→ **Required work**:
Restate the entire listing word for word.
** Begin Record set **
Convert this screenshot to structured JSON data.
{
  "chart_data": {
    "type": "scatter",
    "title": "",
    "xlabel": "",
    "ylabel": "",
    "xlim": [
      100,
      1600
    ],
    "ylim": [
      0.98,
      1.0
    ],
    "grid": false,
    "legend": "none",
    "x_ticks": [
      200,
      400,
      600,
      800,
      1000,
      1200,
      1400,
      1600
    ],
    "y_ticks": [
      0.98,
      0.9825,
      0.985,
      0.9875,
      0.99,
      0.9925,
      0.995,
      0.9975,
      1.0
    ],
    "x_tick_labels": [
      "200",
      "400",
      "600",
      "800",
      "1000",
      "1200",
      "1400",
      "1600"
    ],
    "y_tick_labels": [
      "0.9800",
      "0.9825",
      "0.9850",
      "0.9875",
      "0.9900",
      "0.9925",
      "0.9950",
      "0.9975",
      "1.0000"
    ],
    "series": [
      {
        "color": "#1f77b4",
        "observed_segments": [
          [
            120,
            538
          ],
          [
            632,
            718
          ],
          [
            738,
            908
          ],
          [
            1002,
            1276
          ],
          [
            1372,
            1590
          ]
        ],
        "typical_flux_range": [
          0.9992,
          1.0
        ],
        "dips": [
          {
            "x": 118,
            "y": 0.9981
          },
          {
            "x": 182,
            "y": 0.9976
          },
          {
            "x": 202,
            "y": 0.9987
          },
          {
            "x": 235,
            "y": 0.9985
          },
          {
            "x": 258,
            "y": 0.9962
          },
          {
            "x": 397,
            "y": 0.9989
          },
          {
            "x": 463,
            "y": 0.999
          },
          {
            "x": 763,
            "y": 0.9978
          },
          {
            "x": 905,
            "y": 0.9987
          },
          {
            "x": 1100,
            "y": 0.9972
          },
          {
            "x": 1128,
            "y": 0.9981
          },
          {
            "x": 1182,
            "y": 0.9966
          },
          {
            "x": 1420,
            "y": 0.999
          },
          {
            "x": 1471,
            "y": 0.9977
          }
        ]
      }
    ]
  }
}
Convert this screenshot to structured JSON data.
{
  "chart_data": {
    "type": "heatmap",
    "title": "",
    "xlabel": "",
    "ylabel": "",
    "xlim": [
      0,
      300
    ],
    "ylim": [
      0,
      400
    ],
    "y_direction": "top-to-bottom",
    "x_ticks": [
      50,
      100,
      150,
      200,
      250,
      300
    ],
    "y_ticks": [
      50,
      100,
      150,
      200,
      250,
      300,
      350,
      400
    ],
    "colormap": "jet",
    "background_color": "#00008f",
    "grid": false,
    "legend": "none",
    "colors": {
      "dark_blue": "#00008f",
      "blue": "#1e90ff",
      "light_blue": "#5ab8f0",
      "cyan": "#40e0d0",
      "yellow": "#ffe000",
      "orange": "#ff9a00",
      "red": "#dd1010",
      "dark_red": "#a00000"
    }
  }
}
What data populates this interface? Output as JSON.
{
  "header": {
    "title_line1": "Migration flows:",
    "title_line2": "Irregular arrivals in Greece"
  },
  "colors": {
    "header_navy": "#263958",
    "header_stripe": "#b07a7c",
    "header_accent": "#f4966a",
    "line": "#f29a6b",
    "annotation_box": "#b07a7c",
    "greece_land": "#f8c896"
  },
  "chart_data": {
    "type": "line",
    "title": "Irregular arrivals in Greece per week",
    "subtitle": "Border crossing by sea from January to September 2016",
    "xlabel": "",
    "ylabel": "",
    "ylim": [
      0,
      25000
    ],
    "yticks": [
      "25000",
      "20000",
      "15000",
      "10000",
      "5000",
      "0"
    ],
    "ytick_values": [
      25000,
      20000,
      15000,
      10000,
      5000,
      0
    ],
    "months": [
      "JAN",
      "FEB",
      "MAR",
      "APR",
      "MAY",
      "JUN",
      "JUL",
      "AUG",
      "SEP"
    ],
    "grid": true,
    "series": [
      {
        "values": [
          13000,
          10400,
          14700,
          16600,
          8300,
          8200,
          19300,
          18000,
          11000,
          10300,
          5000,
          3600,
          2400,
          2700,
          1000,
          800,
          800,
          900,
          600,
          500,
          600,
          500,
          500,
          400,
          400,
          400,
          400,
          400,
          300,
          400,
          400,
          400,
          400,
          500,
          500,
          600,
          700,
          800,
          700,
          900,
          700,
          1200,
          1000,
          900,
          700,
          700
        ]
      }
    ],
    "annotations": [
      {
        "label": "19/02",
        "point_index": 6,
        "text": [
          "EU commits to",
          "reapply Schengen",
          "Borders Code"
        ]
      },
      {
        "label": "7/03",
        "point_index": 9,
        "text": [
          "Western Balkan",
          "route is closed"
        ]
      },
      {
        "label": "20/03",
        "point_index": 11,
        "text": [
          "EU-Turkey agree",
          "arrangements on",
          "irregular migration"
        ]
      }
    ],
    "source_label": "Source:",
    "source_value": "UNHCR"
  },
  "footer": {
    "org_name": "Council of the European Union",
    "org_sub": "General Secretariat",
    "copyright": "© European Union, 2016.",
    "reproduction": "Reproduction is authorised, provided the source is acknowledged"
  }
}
** End Record set **
→ **Solution**:
Convert this screenshot to structured JSON data.
{
  "chart_data": {
    "type": "scatter",
    "title": "",
    "xlabel": "",
    "ylabel": "",
    "xlim": [
      100,
      1600
    ],
    "ylim": [
      0.98,
      1.0
    ],
    "grid": false,
    "legend": "none",
    "x_ticks": [
      200,
      400,
      600,
      800,
      1000,
      1200,
      1400,
      1600
    ],
    "y_ticks": [
      0.98,
      0.9825,
      0.985,
      0.9875,
      0.99,
      0.9925,
      0.995,
      0.9975,
      1.0
    ],
    "x_tick_labels": [
      "200",
      "400",
      "600",
      "800",
      "1000",
      "1200",
      "1400",
      "1600"
    ],
    "y_tick_labels": [
      "0.9800",
      "0.9825",
      "0.9850",
      "0.9875",
      "0.9900",
      "0.9925",
      "0.9950",
      "0.9975",
      "1.0000"
    ],
    "series": [
      {
        "color": "#1f77b4",
        "observed_segments": [
          [
            120,
            538
          ],
          [
            632,
            718
          ],
          [
            738,
            908
          ],
          [
            1002,
            1276
          ],
          [
            1372,
            1590
          ]
        ],
        "typical_flux_range": [
          0.9992,
          1.0
        ],
        "dips": [
          {
            "x": 118,
            "y": 0.9981
          },
          {
            "x": 182,
            "y": 0.9976
          },
          {
            "x": 202,
            "y": 0.9987
          },
          {
            "x": 235,
            "y": 0.9985
          },
          {
            "x": 258,
            "y": 0.9962
          },
          {
            "x": 397,
            "y": 0.9989
          },
          {
            "x": 463,
            "y": 0.999
          },
          {
            "x": 763,
            "y": 0.9978
          },
          {
            "x": 905,
            "y": 0.9987
          },
          {
            "x": 1100,
            "y": 0.9972
          },
          {
            "x": 1128,
            "y": 0.9981
          },
          {
            "x": 1182,
            "y": 0.9966
          },
          {
            "x": 1420,
            "y": 0.999
          },
          {
            "x": 1471,
            "y": 0.9977
          }
        ]
      }
    ]
  }
}
Convert this screenshot to structured JSON data.
{
  "chart_data": {
    "type": "heatmap",
    "title": "",
    "xlabel": "",
    "ylabel": "",
    "xlim": [
      0,
      300
    ],
    "ylim": [
      0,
      400
    ],
    "y_direction": "top-to-bottom",
    "x_ticks": [
      50,
      100,
      150,
      200,
      250,
      300
    ],
    "y_ticks": [
      50,
      100,
      150,
      200,
      250,
      300,
      350,
      400
    ],
    "colormap": "jet",
    "background_color": "#00008f",
    "grid": false,
    "legend": "none",
    "colors": {
      "dark_blue": "#00008f",
      "blue": "#1e90ff",
      "light_blue": "#5ab8f0",
      "cyan": "#40e0d0",
      "yellow": "#ffe000",
      "orange": "#ff9a00",
      "red": "#dd1010",
      "dark_red": "#a00000"
    }
  }
}
What data populates this interface? Output as JSON.
{
  "header": {
    "title_line1": "Migration flows:",
    "title_line2": "Irregular arrivals in Greece"
  },
  "colors": {
    "header_navy": "#263958",
    "header_stripe": "#b07a7c",
    "header_accent": "#f4966a",
    "line": "#f29a6b",
    "annotation_box": "#b07a7c",
    "greece_land": "#f8c896"
  },
  "chart_data": {
    "type": "line",
    "title": "Irregular arrivals in Greece per week",
    "subtitle": "Border crossing by sea from January to September 2016",
    "xlabel": "",
    "ylabel": "",
    "ylim": [
      0,
      25000
    ],
    "yticks": [
      "25000",
      "20000",
      "15000",
      "10000",
      "5000",
      "0"
    ],
    "ytick_values": [
      25000,
      20000,
      15000,
      10000,
      5000,
      0
    ],
    "months": [
      "JAN",
      "FEB",
      "MAR",
      "APR",
      "MAY",
      "JUN",
      "JUL",
      "AUG",
      "SEP"
    ],
    "grid": true,
    "series": [
      {
        "values": [
          13000,
          10400,
          14700,
          16600,
          8300,
          8200,
          19300,
          18000,
          11000,
          10300,
          5000,
          3600,
          2400,
          2700,
          1000,
          800,
          800,
          900,
          600,
          500,
          600,
          500,
          500,
          400,
          400,
          400,
          400,
          400,
          300,
          400,
          400,
          400,
          400,
          500,
          500,
          600,
          700,
          800,
          700,
          900,
          700,
          1200,
          1000,
          900,
          700,
          700
        ]
      }
    ],
    "annotations": [
      {
        "label": "19/02",
        "point_index": 6,
        "text": [
          "EU commits to",
          "reapply Schengen",
          "Borders Code"
        ]
      },
      {
        "label": "7/03",
        "point_index": 9,
        "text": [
          "Western Balkan",
          "route is closed"
        ]
      },
      {
        "label": "20/03",
        "point_index": 11,
        "text": [
          "EU-Turkey agree",
          "arrangements on",
          "irregular migration"
        ]
      }
    ],
    "source_label": "Source:",
    "source_value": "UNHCR"
  },
  "footer": {
    "org_name": "Council of the European Union",
    "org_sub": "General Secretariat",
    "copyright": "© European Union, 2016.",
    "reproduction": "Reproduction is authorised, provided the source is acknowledged"
  }
}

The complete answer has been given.